Sift the material for lines containing "verdeel", and return them.

--- START OF Data rows ---

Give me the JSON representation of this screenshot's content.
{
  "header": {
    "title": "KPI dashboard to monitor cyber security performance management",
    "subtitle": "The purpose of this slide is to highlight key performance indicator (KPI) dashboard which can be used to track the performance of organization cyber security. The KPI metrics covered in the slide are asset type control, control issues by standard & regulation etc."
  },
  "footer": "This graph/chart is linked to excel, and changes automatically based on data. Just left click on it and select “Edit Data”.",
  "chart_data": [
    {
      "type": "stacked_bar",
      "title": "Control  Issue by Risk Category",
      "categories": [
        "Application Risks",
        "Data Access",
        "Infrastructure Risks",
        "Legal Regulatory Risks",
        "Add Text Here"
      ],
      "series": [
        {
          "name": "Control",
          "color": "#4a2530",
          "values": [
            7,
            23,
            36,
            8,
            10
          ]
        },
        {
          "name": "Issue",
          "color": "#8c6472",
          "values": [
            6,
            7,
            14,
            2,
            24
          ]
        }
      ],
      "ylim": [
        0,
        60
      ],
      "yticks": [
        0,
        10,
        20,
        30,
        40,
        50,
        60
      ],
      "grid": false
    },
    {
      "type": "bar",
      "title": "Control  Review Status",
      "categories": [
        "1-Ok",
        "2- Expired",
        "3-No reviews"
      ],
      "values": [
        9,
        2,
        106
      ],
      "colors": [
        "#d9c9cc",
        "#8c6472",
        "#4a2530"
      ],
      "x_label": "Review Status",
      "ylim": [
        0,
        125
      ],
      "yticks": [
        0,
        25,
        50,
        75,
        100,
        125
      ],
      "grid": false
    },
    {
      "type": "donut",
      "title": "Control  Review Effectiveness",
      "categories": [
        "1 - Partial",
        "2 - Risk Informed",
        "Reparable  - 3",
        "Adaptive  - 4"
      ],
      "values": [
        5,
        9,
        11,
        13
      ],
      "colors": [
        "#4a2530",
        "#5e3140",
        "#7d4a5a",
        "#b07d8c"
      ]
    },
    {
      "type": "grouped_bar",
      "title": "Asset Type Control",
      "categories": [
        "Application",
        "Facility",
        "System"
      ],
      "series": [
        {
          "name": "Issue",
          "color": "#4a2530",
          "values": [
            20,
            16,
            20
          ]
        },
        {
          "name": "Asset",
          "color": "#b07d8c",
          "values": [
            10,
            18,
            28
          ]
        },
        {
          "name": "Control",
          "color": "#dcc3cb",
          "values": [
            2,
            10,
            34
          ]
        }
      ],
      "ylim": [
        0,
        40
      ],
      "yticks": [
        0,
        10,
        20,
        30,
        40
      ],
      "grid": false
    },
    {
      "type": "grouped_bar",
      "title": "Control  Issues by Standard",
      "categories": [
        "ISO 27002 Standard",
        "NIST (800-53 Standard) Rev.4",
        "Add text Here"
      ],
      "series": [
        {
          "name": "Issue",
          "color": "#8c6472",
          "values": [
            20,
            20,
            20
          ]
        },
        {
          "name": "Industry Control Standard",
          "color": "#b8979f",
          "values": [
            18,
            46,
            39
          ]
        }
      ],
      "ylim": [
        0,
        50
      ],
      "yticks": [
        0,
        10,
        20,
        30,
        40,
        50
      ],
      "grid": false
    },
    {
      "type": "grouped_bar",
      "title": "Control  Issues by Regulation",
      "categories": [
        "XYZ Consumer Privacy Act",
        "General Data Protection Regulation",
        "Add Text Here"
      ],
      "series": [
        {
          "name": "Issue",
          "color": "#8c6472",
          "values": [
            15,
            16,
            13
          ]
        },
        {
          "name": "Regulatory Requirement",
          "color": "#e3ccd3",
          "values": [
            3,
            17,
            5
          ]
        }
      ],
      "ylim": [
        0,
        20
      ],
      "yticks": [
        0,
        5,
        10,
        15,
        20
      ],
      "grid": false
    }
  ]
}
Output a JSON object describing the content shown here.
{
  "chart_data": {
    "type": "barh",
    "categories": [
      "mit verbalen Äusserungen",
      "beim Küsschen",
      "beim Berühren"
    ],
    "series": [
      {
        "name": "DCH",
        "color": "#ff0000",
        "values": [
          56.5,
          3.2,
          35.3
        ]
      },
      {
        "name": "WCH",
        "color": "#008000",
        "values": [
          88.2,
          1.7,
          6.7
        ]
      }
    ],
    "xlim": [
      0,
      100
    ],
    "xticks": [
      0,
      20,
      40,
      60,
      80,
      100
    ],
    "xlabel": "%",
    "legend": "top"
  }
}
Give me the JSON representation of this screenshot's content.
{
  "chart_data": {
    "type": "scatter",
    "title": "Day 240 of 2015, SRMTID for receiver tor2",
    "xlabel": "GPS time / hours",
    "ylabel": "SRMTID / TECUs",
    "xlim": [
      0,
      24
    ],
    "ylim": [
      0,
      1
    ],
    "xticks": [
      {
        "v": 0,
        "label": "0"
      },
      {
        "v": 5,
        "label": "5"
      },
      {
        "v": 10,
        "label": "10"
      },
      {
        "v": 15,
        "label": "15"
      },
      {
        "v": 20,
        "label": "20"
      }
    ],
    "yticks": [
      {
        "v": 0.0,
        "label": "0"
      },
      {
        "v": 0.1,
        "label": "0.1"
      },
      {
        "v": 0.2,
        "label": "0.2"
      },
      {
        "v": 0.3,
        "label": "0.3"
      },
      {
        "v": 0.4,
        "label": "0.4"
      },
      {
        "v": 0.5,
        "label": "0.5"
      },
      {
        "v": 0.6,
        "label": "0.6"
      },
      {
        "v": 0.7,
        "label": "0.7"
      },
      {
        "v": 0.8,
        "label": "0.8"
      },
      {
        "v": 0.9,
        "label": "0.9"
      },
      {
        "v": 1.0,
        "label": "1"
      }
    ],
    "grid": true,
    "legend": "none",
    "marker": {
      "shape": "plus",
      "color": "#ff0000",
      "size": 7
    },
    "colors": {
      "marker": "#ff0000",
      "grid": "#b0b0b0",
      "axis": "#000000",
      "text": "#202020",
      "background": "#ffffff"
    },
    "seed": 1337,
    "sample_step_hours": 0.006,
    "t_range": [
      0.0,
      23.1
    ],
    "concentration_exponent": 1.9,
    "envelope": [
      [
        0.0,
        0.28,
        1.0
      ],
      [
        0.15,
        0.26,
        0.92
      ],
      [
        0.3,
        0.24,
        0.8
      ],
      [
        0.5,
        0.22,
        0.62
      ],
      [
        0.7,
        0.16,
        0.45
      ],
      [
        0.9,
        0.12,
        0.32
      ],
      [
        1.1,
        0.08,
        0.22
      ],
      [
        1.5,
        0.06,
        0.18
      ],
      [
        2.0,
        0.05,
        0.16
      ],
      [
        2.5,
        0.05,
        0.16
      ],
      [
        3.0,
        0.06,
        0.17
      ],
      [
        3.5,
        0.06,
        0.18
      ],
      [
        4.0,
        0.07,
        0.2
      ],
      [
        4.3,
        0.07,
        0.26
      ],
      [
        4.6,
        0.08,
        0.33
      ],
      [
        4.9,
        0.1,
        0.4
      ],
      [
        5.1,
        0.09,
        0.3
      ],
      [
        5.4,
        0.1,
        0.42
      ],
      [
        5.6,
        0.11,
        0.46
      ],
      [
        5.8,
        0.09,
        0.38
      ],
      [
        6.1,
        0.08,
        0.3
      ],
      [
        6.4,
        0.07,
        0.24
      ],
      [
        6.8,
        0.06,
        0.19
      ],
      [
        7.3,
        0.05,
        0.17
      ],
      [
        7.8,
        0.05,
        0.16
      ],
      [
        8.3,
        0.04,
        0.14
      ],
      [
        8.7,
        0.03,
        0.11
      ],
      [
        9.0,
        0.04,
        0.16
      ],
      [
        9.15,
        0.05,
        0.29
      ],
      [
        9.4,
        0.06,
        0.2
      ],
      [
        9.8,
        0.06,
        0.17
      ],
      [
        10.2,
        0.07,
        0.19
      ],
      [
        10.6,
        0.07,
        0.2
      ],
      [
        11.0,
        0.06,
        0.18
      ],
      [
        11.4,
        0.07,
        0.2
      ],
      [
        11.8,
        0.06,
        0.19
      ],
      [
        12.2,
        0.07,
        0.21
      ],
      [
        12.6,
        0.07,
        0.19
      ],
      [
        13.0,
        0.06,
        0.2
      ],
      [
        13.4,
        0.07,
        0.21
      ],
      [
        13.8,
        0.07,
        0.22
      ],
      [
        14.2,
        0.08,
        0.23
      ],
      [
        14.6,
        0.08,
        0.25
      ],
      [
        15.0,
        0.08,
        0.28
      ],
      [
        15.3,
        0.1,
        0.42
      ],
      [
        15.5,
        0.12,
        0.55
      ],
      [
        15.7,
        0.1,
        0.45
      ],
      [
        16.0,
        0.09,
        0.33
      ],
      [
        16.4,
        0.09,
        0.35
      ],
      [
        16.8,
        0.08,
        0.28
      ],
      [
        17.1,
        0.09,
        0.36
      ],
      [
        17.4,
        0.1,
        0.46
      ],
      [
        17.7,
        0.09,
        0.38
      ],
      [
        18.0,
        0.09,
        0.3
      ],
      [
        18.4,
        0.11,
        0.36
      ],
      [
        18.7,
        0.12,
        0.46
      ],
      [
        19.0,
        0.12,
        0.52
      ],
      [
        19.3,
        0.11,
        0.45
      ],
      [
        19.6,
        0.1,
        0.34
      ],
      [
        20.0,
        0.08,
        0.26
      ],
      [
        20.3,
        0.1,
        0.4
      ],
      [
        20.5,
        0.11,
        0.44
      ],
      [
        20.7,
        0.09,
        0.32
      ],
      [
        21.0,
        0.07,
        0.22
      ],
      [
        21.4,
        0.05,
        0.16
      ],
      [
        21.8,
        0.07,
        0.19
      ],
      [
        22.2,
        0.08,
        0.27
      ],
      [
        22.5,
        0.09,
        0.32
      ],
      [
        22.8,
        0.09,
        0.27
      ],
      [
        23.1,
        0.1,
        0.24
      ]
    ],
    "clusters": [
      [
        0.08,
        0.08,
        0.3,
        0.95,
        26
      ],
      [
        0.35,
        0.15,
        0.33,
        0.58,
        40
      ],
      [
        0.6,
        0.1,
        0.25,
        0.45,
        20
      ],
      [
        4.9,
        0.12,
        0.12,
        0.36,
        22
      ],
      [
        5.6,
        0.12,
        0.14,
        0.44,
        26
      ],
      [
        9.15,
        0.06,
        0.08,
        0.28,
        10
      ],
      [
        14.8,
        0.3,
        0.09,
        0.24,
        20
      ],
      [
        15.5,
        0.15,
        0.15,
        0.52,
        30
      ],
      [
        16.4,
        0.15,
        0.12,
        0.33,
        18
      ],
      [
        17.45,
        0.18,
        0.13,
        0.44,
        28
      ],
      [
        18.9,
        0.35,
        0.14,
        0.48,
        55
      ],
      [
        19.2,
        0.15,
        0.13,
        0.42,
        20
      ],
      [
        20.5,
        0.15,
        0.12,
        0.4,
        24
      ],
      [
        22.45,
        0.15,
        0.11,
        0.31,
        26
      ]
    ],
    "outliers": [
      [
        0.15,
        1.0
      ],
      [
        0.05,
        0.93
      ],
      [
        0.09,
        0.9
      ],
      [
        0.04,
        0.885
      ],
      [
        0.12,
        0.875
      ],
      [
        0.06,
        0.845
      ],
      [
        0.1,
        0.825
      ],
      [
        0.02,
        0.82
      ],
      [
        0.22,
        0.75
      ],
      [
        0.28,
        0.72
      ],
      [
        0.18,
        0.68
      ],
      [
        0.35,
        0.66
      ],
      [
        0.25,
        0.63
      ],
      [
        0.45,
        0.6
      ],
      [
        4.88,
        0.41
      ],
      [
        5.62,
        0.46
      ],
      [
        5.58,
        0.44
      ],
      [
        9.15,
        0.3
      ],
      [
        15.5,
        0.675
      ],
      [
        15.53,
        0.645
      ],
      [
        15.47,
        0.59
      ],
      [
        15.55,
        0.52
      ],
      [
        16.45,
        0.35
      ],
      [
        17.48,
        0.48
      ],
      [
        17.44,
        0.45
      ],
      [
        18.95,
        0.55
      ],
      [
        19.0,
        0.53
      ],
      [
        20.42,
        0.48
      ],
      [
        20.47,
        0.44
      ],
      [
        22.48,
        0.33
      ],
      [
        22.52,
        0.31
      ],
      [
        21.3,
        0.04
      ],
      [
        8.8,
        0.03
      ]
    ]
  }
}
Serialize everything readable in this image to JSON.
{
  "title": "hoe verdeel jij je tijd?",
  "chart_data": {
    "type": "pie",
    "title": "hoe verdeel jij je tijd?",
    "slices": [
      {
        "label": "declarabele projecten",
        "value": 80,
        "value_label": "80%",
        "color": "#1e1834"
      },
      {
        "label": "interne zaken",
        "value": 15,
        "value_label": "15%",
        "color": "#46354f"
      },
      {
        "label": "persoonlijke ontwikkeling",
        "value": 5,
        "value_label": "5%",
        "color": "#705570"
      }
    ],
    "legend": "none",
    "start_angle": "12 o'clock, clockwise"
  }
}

--- END OF Data rows ---

▶ [Written response]
  "title": "hoe verdeel jij je tijd?",
    "title": "hoe verdeel jij je tijd?",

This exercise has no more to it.